Directive:
Which lines below hold the word "xlabel"? Report each one.

Figure record extracts:
** begin **
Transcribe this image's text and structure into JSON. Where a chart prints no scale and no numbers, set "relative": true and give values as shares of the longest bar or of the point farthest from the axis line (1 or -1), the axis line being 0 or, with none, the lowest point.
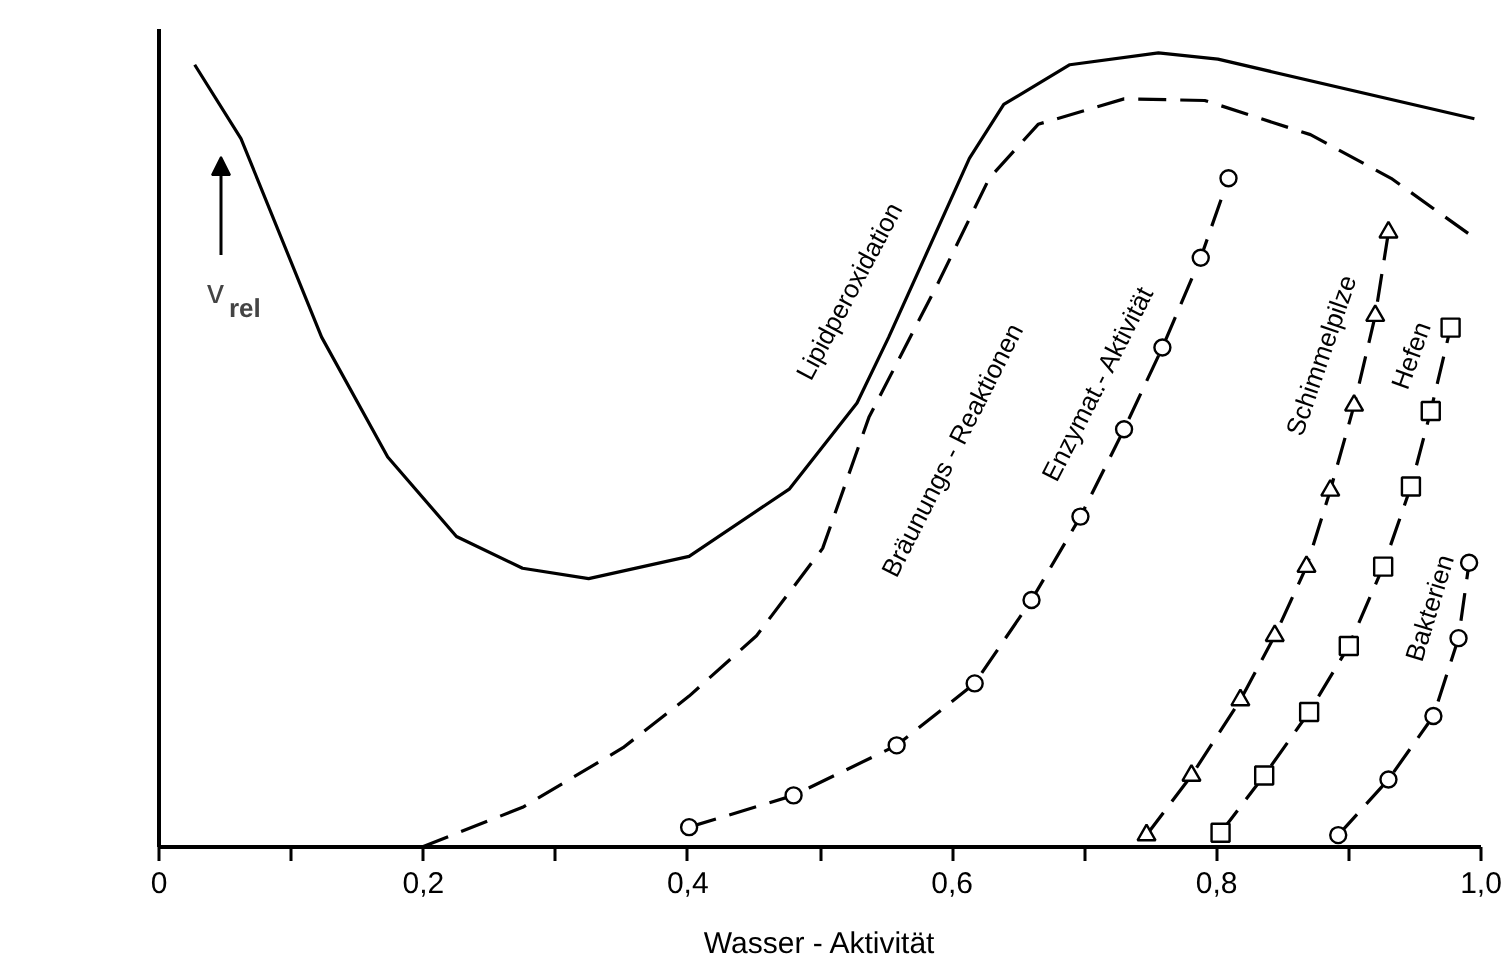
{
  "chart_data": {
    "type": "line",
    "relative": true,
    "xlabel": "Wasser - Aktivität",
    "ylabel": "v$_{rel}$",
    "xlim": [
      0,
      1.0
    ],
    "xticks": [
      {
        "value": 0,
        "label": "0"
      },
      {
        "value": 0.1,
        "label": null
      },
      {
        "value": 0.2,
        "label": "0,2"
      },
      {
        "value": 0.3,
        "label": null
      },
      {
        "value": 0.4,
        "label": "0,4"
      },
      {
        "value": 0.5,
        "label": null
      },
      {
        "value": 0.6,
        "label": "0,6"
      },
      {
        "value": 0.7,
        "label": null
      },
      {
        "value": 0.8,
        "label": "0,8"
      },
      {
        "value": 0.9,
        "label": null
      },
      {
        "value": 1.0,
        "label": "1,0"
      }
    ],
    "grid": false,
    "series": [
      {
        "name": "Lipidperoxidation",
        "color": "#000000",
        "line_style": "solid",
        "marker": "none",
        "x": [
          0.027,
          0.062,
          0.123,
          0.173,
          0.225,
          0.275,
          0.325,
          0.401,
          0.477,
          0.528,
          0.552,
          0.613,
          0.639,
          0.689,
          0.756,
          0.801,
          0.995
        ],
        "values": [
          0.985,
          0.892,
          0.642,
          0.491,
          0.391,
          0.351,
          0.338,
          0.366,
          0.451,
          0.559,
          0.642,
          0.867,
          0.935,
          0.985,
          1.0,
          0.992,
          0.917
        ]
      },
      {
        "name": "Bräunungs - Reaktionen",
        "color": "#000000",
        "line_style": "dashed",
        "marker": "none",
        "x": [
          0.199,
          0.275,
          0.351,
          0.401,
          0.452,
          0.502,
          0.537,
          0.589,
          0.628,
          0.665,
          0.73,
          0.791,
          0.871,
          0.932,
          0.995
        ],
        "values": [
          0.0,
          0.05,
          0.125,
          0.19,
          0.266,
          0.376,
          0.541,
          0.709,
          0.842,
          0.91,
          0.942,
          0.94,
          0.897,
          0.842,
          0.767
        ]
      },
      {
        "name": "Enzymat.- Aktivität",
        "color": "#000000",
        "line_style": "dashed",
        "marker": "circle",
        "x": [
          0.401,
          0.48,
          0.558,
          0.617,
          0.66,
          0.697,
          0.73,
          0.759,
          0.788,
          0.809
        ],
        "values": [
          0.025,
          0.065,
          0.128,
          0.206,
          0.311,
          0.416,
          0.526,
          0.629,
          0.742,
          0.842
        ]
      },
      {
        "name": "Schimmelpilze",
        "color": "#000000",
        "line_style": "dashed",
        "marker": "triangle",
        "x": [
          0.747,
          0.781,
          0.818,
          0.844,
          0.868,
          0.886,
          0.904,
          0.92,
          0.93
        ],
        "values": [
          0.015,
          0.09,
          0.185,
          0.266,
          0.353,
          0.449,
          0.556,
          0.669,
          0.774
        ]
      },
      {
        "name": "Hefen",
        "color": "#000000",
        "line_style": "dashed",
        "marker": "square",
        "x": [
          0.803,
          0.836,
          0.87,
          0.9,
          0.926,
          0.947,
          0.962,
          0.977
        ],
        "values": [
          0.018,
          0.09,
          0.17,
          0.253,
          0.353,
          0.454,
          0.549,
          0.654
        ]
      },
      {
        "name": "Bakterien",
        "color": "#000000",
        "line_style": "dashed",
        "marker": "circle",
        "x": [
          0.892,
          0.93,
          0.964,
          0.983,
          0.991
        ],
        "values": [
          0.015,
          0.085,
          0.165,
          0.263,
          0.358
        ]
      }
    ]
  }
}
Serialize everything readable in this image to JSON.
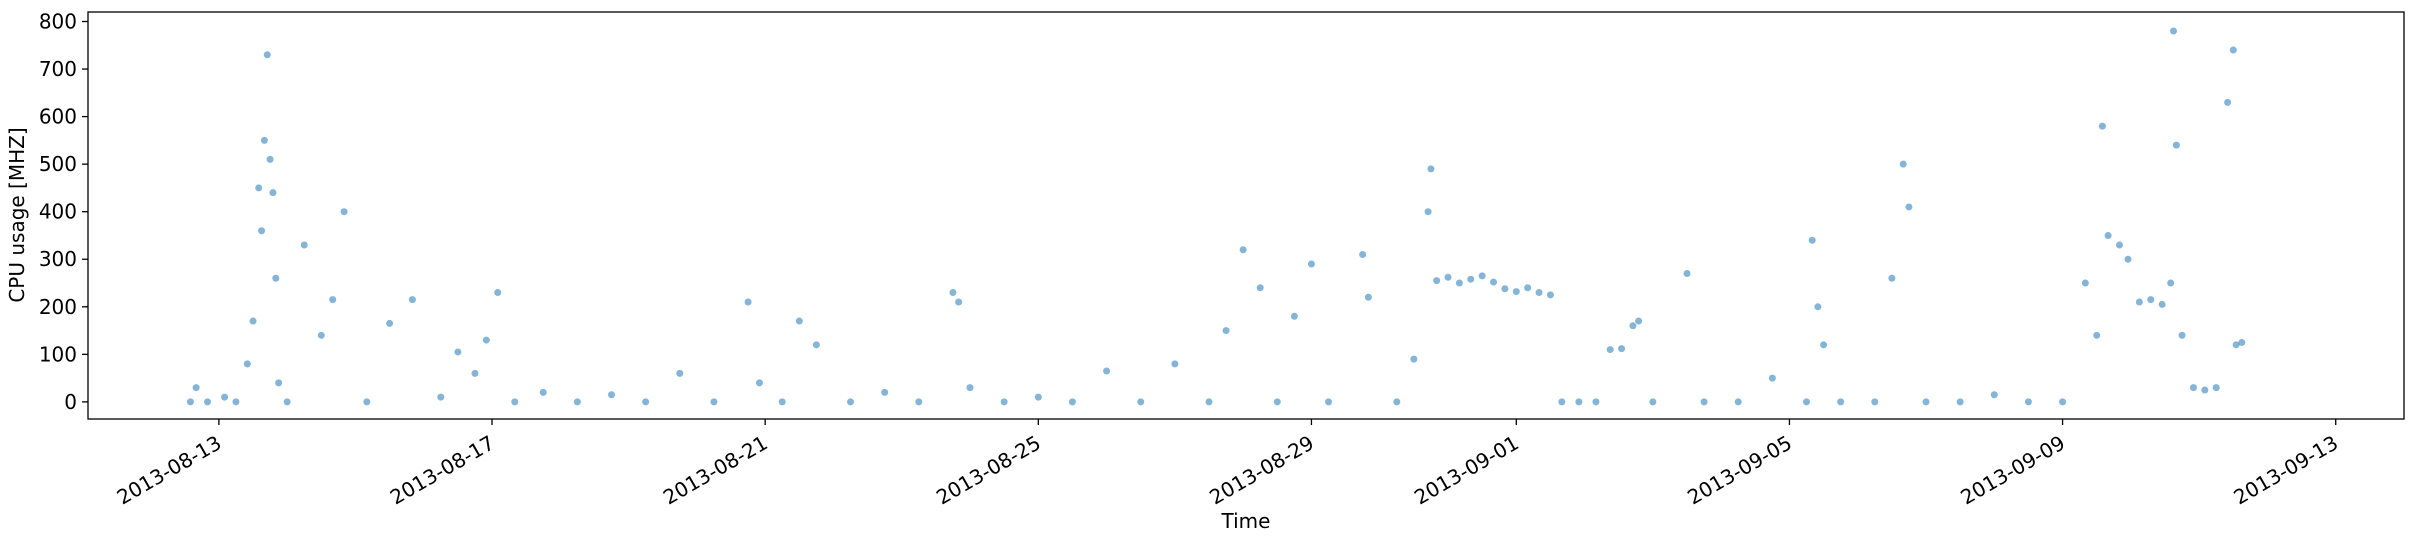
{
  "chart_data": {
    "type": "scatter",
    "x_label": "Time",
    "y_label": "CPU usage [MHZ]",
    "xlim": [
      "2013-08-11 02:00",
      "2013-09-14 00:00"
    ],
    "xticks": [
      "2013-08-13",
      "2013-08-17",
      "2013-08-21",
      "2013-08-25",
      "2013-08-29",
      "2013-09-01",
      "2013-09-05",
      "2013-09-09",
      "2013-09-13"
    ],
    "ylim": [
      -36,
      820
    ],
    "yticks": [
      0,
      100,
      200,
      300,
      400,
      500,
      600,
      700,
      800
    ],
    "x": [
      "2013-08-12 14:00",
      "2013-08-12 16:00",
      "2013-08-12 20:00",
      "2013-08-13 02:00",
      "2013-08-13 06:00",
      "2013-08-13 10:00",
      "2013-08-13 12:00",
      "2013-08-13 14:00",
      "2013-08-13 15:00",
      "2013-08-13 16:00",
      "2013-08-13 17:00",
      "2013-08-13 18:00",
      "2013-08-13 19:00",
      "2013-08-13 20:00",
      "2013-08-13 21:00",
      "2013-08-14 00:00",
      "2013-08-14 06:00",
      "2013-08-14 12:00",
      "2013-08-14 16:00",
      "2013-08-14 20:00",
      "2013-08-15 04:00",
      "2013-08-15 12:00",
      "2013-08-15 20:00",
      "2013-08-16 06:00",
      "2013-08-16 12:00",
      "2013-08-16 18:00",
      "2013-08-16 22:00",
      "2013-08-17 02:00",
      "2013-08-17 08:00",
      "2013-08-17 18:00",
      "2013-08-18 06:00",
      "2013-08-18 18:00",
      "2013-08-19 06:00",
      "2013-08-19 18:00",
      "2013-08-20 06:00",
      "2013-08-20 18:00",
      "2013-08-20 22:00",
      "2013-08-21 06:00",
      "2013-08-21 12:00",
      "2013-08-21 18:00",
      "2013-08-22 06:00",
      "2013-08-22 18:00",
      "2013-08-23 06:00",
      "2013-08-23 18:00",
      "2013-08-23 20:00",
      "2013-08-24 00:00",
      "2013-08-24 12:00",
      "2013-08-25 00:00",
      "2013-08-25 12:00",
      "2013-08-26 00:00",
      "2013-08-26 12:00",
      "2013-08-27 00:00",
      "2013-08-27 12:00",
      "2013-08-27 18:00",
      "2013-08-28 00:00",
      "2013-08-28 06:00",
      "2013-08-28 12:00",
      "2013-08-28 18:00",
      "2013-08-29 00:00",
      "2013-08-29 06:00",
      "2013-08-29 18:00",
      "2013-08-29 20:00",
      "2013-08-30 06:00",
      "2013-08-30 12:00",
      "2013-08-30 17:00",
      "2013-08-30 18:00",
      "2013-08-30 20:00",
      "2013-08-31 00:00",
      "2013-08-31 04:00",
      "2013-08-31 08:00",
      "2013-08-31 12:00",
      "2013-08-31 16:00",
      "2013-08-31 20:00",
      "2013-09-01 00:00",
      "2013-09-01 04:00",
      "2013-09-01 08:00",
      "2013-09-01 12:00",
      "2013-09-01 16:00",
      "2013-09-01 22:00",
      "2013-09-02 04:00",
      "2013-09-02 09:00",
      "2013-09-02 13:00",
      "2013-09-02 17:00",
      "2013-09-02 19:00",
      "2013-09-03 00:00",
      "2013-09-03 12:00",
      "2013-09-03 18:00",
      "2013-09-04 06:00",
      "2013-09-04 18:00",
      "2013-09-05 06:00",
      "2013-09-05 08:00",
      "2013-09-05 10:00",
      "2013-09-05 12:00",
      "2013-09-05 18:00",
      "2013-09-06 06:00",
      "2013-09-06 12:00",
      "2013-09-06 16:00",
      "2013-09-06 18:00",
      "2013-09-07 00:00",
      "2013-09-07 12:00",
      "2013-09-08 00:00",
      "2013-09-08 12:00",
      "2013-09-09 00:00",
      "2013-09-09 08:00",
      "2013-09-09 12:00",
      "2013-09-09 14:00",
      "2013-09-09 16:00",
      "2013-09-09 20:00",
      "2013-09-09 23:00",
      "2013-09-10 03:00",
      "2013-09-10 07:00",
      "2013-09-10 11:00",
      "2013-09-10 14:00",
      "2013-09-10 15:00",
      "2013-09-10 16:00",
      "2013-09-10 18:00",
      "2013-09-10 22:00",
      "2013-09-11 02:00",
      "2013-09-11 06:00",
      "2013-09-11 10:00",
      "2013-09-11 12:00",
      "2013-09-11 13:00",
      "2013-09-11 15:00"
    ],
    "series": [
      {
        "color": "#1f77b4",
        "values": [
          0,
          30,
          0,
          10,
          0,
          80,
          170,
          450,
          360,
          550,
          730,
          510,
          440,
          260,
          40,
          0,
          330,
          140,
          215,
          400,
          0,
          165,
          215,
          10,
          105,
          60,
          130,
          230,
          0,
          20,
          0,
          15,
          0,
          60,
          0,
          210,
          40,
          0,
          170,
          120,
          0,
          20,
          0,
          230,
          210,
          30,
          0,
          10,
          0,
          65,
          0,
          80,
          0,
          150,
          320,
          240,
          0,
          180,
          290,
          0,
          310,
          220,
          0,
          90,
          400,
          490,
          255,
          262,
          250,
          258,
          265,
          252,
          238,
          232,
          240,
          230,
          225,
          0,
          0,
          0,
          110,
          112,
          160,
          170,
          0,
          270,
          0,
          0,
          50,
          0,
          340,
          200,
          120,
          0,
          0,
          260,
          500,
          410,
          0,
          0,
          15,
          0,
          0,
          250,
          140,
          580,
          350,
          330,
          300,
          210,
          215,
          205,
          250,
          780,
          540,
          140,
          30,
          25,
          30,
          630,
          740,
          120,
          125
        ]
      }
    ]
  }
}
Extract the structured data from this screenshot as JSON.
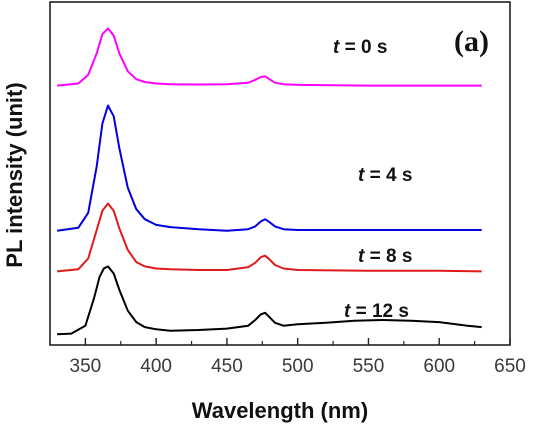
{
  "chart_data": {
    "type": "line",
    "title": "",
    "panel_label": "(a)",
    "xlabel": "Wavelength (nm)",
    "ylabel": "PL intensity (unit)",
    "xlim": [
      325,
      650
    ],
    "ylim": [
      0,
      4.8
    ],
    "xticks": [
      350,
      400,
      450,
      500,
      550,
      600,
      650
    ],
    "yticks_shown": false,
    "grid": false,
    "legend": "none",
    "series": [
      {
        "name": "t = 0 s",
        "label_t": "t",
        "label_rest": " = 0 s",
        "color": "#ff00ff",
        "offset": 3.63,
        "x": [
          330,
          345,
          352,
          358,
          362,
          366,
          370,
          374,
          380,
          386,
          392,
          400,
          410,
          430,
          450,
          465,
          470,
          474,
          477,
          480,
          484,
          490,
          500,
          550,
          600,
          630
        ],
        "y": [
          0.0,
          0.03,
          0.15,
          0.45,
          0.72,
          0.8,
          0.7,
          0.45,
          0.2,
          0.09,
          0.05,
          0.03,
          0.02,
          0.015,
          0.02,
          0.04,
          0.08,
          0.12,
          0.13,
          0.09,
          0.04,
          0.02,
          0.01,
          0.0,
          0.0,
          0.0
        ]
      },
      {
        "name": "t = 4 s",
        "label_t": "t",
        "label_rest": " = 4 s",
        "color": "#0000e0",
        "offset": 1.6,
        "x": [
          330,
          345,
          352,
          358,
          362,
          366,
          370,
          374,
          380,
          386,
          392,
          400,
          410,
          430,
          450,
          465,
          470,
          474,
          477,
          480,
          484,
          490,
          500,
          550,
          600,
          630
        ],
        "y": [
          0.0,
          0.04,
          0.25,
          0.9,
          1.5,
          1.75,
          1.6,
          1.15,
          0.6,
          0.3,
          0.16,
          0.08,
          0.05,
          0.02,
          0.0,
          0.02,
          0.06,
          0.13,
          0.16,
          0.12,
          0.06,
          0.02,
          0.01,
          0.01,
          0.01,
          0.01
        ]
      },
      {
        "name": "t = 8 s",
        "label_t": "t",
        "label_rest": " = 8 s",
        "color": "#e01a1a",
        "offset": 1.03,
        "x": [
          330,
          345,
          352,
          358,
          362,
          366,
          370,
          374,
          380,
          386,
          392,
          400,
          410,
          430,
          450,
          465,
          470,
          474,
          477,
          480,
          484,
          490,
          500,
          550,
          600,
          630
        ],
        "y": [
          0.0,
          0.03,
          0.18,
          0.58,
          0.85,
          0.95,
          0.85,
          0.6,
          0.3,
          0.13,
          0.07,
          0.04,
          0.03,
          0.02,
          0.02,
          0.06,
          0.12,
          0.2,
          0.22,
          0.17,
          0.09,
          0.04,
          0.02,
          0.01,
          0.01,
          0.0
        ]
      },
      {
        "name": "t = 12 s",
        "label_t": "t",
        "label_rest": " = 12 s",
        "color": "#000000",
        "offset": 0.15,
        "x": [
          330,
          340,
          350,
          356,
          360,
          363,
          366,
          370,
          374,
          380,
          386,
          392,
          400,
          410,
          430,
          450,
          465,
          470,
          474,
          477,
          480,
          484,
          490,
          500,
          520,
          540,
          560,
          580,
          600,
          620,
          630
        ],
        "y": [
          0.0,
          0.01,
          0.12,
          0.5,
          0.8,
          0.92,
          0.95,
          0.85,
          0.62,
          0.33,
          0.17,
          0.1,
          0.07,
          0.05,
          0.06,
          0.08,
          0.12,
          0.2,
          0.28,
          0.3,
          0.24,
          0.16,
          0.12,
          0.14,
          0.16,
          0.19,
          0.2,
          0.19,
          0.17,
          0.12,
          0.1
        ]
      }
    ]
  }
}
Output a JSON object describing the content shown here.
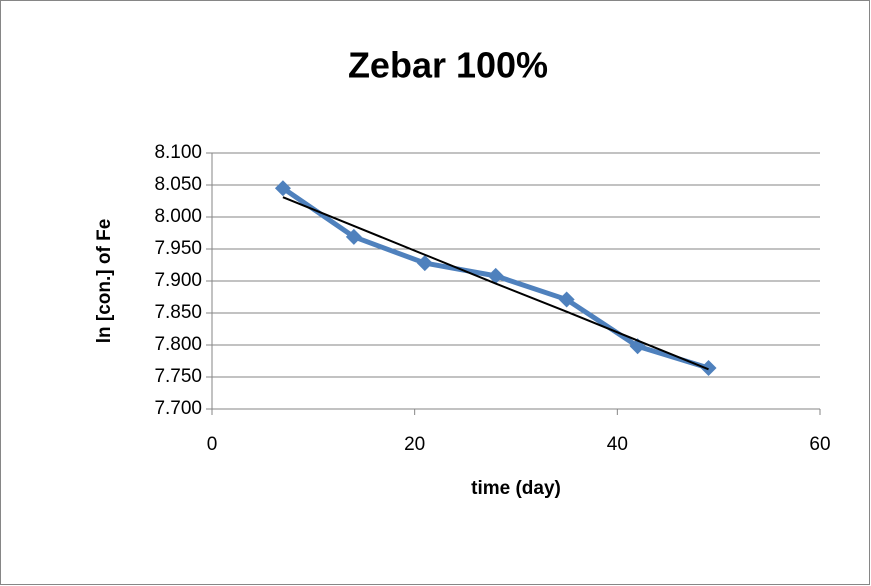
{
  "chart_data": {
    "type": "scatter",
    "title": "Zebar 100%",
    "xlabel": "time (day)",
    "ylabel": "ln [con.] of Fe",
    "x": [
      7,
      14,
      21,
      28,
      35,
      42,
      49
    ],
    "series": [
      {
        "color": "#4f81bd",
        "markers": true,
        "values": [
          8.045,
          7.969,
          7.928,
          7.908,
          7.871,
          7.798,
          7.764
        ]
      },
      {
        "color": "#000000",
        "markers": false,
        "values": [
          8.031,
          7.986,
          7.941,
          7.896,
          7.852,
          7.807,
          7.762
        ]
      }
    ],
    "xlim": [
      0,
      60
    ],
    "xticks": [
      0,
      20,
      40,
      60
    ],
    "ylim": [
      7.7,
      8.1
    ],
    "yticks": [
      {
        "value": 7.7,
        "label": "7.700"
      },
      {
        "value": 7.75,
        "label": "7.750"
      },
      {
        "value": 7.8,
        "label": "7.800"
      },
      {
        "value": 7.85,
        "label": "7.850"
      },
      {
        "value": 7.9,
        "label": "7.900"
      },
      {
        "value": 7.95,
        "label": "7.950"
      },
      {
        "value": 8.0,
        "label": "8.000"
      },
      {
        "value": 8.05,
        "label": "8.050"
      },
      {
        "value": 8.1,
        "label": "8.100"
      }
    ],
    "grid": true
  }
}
** end **
Final result:
    "xlabel": "Wasser - Aktivität",
    "xlabel": "Wavelength (nm)",
    "xlabel": "time (day)",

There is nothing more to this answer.